Content 101: Governance 

Padma, 25 November 2024

Content governance gets interesting when you try to do it at scale. Lots of organisations struggle with this.

 

In this 101 article, we look at what content governance is and a digital maturity lifecycle (where you are in your transformation journey).

 

We also share:

  • issues around distributed publishing models
  • how to build governance into your content set-up so it starts to run itself 
  • how to use your user needs as a governance tool

 

What are you trying to achieve?

I’m guessing you want your content to be:

  • legally compliant
  • accurate
  • up-to-date
  • in the right tone for your brand
  • appropriate for the channel
  • consistent
  • structured and written in a way that works for your users

You know how to do this for the content that you write, but multiply that by a few hundred publishers across the organisation and it gets more complicated.

 

How do you achieve this at scale? You need a content strategy, right? Right.

 

Your content strategy should explain:

  • how your content is created
  • who creates it
  • how it’s managed
  • who owns it
  • what happens when you don’t need it anymore
  • how it’s structured and organised

So far so good. But unless it’s implemented and enforced, a content strategy just sits on a drive somewhere gathering digital dust, abandoned and alone, crying into its drink. It exists as a document, but it doesn’t describe what actually happens on the ground.

 

How you implement and enforce your content strategy is what content governance is really about. It depends on how large your organisation is and where you’re at in the digital maturity lifecycle.

 

The digital maturity lifecycle

There are different models describing digital maturity, but the way we talk about it at Llibertat is as a lifecycle with 5 phases. 

 

1. Individual champion phase

The organisation decides to have an online presence. Often this was a single enthusiastic person’s project. They became the ‘webmaster’ and got the organisation online. Many in the organisation didn’t know there was a website and most didn’t care.

 

2. Web team phase

The organisation realises the website is somewhat important and even useful. It assigns some budget to hire a very small team to make sure the site continues. People across the organisation start making requests for the team to put things on the website.

• **Job**
Print the full content governance article above word for word.

• **Records supplied**
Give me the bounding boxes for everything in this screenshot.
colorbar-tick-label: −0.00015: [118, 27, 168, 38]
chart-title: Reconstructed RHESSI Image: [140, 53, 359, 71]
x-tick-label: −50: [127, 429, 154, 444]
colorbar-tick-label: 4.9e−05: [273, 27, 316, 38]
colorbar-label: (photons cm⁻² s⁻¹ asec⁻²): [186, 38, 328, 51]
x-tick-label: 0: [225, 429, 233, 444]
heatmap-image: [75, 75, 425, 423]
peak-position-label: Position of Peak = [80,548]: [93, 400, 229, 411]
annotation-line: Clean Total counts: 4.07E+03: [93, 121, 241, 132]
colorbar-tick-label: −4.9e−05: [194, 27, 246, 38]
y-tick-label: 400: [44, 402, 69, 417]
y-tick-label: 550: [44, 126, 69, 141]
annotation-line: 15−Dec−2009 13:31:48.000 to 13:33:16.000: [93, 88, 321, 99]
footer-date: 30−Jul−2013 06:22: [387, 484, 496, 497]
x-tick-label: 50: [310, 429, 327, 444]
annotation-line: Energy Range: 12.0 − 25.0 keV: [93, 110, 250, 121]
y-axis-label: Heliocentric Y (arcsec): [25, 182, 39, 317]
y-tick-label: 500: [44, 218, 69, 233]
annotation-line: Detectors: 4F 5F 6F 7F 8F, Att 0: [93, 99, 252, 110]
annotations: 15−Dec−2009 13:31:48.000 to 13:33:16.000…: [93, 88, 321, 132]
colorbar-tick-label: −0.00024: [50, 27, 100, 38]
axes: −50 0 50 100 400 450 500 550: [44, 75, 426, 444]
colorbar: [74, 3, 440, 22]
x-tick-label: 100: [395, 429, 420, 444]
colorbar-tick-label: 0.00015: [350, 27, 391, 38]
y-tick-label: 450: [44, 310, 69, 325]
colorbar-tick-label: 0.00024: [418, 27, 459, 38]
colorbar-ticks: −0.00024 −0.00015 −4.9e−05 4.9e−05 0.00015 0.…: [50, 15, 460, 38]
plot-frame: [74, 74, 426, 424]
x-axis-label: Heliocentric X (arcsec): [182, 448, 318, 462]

• **Solution to the exercise**
Content 101: Governance 

Padma, 25 November 2024

Content governance gets interesting when you try to do it at scale. Lots of organisations struggle with this.

 

In this 101 article, we look at what content governance is and a digital maturity lifecycle (where you are in your transformation journey).

 

We also share:

  • issues around distributed publishing models
  • how to build governance into your content set-up so it starts to run itself 
  • how to use your user needs as a governance tool

 

What are you trying to achieve?

I’m guessing you want your content to be:

  • legally compliant
  • accurate
  • up-to-date
  • in the right tone for your brand
  • appropriate for the channel
  • consistent
  • structured and written in a way that works for your users

You know how to do this for the content that you write, but multiply that by a few hundred publishers across the organisation and it gets more complicated.

 

How do you achieve this at scale? You need a content strategy, right? Right.

 

Your content strategy should explain:

  • how your content is created
  • who creates it
  • how it’s managed
  • who owns it
  • what happens when you don’t need it anymore
  • how it’s structured and organised

So far so good. But unless it’s implemented and enforced, a content strategy just sits on a drive somewhere gathering digital dust, abandoned and alone, crying into its drink. It exists as a document, but it doesn’t describe what actually happens on the ground.

 

How you implement and enforce your content strategy is what content governance is really about. It depends on how large your organisation is and where you’re at in the digital maturity lifecycle.

 

The digital maturity lifecycle

There are different models describing digital maturity, but the way we talk about it at Llibertat is as a lifecycle with 5 phases. 

 

1. Individual champion phase

The organisation decides to have an online presence. Often this was a single enthusiastic person’s project. They became the ‘webmaster’ and got the organisation online. Many in the organisation didn’t know there was a website and most didn’t care.

 

2. Web team phase

The organisation realises the website is somewhat important and even useful. It assigns some budget to hire a very small team to make sure the site continues. People across the organisation start making requests for the team to put things on the website.